Objective:
Find the word "source" in the data. Return every line where it appears.

Rows:
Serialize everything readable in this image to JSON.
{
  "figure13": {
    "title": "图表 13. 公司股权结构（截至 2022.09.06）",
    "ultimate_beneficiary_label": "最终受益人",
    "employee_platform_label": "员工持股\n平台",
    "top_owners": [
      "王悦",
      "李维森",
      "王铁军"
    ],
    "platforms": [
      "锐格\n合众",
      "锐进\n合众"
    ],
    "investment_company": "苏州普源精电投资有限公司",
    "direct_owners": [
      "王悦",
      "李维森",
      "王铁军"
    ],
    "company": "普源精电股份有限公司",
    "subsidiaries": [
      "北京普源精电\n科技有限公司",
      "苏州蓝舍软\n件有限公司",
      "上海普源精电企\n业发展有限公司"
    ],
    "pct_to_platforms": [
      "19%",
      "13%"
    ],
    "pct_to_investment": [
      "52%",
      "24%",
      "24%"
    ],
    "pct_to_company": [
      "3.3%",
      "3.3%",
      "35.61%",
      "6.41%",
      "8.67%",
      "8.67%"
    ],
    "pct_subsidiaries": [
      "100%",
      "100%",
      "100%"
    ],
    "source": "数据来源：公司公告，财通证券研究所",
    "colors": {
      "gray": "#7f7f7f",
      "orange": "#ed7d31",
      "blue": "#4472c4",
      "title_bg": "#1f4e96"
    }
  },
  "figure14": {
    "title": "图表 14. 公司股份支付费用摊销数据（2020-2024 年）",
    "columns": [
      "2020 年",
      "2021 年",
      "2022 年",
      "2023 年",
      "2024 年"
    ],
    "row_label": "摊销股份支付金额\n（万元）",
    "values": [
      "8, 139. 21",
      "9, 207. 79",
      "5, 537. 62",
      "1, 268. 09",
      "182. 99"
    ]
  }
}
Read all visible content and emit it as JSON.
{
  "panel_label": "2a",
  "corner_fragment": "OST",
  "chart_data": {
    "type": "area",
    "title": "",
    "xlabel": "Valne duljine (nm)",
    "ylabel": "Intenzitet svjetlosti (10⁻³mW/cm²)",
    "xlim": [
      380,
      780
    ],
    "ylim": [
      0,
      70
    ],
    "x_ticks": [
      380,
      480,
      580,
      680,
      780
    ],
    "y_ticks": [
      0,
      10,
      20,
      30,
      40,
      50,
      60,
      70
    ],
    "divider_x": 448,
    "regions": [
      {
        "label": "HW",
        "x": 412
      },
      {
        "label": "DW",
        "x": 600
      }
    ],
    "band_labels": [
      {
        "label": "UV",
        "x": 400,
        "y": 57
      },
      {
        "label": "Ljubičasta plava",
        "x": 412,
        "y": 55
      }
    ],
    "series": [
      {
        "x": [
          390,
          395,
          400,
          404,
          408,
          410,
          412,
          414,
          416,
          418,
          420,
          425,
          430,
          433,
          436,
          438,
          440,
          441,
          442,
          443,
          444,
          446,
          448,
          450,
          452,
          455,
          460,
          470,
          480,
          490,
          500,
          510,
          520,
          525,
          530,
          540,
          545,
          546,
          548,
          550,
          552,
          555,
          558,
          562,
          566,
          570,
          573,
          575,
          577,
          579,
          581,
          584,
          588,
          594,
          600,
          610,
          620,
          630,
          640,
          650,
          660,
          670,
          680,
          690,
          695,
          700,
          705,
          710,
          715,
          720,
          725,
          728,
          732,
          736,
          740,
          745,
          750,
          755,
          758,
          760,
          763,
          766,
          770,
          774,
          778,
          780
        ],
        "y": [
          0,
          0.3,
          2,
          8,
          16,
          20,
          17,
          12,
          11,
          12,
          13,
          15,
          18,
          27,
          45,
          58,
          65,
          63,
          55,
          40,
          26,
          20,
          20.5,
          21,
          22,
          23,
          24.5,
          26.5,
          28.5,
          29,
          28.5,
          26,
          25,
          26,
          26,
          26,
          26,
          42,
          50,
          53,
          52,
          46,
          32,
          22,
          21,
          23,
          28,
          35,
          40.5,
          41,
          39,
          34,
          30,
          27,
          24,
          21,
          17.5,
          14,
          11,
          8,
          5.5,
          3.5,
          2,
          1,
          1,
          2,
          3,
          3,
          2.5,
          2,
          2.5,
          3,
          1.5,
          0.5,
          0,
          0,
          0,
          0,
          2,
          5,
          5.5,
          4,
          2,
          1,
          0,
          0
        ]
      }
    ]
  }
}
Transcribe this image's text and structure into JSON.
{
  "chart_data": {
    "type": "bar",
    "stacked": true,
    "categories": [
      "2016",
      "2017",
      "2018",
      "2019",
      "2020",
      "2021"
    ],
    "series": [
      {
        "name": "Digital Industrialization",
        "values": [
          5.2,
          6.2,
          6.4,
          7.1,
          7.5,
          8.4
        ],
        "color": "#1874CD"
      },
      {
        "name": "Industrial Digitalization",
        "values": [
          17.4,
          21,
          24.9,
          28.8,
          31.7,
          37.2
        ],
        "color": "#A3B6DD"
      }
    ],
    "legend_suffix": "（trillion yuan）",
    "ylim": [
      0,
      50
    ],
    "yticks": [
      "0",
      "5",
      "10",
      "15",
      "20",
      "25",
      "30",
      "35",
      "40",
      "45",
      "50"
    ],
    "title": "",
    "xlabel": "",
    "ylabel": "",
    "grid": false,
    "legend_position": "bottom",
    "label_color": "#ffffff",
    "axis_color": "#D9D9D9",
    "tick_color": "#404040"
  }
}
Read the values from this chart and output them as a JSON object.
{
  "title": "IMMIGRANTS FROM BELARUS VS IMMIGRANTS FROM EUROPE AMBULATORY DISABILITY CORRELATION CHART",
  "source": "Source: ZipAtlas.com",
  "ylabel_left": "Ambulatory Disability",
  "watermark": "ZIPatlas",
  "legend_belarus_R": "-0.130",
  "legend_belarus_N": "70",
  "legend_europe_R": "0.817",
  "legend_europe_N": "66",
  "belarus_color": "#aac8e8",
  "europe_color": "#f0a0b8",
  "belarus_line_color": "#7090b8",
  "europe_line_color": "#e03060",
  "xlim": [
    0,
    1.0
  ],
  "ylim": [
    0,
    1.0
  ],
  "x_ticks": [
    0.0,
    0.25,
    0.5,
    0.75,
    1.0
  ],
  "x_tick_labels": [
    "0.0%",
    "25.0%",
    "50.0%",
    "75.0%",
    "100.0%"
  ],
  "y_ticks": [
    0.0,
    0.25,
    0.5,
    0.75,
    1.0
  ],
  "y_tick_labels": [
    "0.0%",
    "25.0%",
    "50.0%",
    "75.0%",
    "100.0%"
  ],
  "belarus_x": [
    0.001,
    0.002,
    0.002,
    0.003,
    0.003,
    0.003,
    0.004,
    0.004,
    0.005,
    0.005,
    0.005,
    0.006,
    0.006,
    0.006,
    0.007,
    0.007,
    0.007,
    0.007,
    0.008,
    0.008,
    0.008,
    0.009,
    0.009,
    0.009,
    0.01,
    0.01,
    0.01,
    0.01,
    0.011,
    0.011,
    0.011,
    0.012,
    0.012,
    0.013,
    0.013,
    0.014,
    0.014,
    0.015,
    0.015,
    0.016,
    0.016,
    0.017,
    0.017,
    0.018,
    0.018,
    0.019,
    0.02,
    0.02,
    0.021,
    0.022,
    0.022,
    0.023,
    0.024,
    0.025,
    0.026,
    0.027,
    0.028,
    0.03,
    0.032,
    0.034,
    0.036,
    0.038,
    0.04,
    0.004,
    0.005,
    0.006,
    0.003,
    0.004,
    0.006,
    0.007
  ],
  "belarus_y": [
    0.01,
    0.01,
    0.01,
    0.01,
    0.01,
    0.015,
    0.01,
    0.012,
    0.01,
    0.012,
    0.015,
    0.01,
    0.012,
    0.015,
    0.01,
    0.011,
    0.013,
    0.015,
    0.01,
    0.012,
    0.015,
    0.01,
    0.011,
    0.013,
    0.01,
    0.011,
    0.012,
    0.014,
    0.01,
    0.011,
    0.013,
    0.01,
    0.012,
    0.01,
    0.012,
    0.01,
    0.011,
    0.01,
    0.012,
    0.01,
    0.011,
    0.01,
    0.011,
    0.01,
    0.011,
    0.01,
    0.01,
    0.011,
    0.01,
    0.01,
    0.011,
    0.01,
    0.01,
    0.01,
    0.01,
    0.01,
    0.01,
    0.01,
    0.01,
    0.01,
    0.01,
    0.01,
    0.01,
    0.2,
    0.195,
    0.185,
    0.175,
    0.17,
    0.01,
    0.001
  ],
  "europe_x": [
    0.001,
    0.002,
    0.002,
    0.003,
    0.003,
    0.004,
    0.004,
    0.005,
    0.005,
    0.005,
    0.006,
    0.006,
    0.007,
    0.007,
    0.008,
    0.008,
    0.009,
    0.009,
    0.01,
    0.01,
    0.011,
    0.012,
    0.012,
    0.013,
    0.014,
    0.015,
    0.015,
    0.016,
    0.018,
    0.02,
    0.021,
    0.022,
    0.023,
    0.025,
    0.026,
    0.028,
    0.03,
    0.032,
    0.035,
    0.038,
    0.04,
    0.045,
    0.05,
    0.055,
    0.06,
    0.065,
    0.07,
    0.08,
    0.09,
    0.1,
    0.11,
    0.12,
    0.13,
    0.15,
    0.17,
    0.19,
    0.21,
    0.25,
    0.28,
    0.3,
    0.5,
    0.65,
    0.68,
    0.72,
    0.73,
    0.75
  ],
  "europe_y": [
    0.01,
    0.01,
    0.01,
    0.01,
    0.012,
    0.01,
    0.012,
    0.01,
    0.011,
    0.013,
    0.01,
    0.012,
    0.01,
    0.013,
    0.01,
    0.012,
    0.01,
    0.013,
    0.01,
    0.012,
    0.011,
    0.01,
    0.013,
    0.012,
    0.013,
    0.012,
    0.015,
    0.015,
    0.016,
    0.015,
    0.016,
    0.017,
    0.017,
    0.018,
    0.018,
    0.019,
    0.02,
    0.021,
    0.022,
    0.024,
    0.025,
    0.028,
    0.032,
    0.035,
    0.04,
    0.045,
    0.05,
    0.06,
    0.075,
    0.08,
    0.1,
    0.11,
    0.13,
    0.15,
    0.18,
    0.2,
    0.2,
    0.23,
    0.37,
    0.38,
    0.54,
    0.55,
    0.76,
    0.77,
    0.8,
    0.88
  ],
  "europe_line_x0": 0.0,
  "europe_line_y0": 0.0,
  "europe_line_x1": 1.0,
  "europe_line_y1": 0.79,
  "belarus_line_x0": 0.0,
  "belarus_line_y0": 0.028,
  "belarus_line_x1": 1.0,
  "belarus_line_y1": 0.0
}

Written solution:
    "source": "数据来源：公司公告，财通证券研究所",
  "source": "Source: ZipAtlas.com",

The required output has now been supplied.